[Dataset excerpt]
^^^^
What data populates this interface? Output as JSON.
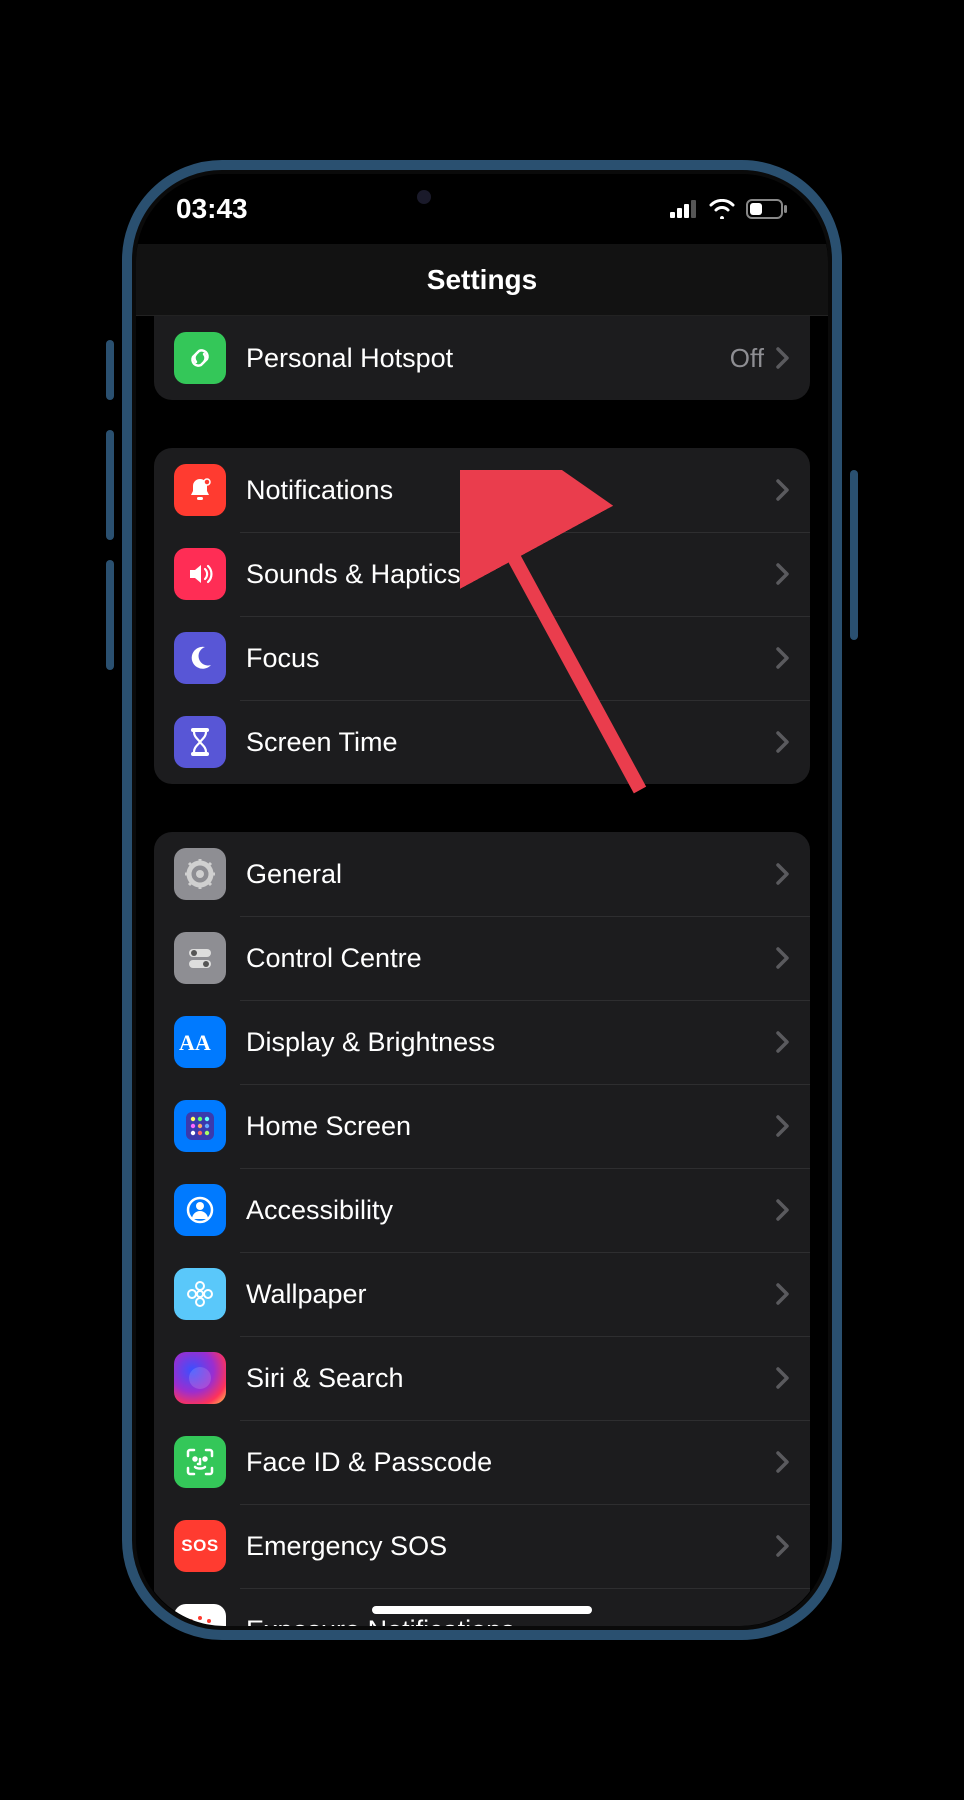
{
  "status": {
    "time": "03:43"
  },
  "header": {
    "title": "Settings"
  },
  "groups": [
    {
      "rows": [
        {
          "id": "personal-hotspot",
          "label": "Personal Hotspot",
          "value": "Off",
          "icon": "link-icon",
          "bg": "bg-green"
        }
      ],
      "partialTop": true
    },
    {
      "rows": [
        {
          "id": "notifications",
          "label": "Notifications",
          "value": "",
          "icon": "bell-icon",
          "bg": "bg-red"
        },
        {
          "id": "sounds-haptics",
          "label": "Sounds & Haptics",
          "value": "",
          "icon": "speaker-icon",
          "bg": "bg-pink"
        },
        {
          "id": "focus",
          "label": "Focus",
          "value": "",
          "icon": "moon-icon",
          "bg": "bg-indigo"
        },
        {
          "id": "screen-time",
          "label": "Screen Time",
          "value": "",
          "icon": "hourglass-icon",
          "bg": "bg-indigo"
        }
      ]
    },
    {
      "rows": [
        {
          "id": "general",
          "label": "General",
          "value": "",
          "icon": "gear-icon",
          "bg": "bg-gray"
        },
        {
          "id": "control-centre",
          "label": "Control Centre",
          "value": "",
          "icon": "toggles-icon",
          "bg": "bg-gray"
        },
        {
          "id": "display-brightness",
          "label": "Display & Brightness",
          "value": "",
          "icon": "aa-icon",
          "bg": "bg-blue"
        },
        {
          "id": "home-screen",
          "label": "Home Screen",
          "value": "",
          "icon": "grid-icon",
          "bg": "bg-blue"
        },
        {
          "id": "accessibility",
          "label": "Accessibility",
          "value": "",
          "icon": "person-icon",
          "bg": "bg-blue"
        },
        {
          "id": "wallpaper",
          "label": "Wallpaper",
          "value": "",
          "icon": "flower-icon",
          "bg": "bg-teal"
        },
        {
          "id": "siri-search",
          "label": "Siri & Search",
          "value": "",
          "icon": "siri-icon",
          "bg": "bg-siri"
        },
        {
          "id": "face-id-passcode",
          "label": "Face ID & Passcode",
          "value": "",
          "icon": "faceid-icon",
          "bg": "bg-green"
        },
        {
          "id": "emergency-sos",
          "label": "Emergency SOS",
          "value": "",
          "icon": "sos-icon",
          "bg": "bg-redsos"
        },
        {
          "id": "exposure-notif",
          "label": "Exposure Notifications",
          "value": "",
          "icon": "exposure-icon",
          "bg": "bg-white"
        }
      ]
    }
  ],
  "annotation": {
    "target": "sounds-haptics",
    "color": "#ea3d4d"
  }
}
^^^^
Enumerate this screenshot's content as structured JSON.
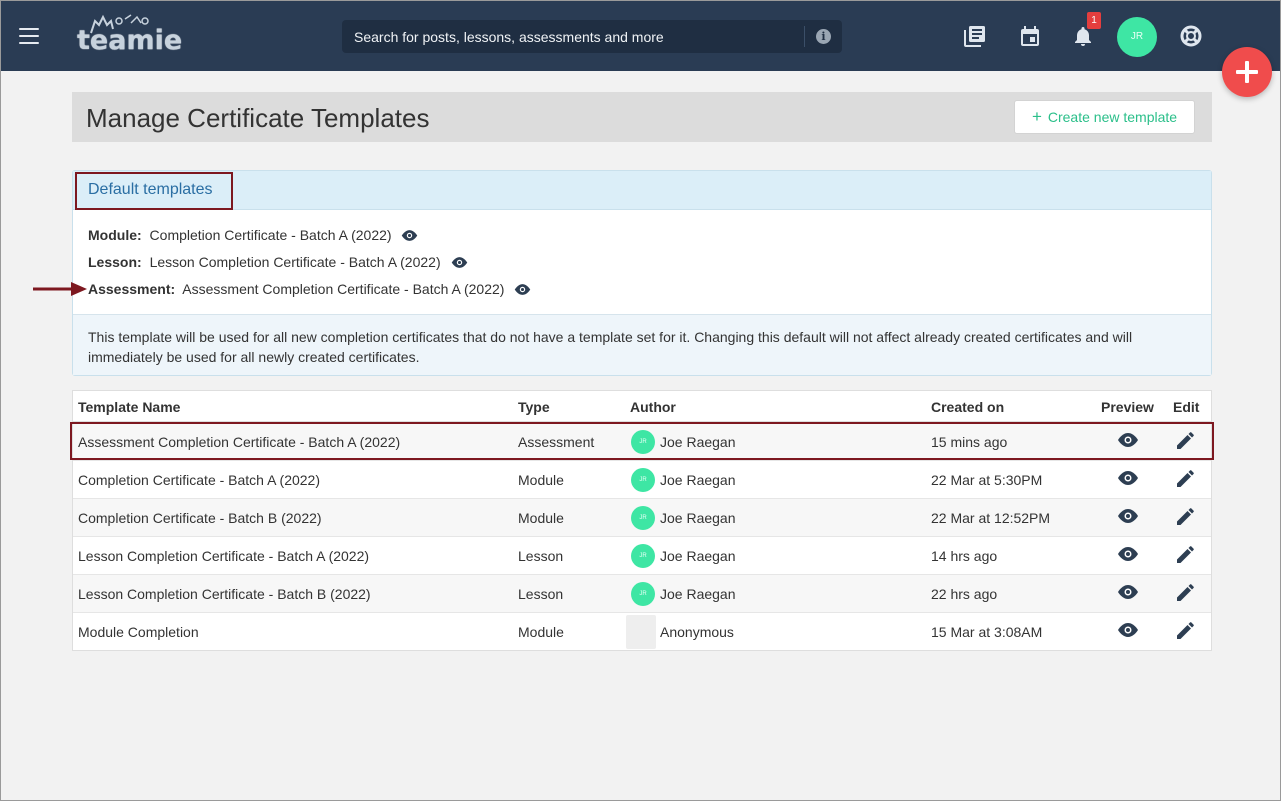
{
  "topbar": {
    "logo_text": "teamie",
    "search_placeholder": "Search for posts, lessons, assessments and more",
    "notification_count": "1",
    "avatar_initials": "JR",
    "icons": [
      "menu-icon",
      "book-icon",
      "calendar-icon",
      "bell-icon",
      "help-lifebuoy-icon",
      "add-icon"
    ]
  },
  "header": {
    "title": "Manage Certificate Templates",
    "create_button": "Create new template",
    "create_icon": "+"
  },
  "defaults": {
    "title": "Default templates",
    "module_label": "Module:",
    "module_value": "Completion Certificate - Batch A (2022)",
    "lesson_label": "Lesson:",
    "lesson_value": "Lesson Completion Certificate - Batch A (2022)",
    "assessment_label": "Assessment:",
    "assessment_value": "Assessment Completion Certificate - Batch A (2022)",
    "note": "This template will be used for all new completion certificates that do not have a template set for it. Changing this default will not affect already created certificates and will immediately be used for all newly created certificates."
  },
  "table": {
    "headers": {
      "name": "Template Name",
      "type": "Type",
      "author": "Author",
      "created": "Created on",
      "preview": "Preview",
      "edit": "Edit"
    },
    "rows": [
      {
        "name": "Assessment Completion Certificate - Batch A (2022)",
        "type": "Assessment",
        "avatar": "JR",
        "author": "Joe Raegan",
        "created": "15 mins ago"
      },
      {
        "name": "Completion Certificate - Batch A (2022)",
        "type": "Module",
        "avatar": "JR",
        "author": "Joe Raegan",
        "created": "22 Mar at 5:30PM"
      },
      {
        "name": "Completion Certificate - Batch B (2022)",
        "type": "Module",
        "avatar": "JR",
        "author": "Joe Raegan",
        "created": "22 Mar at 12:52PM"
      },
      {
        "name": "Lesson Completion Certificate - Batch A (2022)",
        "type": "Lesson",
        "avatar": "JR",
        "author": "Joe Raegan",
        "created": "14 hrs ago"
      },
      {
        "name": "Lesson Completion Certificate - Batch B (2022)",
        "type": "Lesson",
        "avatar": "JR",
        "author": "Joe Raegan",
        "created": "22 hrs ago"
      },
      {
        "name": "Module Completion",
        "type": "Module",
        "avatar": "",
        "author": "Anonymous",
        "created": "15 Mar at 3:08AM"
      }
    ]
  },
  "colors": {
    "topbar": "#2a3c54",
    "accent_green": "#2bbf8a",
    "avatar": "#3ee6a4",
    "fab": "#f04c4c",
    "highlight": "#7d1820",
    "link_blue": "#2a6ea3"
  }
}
^^^^
# Instructions to follow
Look over the records above and copy each line that includes the string "JSON".

# Exercise answer
What data populates this interface? Output as JSON.
Enumerate this screenshot's content as structured JSON.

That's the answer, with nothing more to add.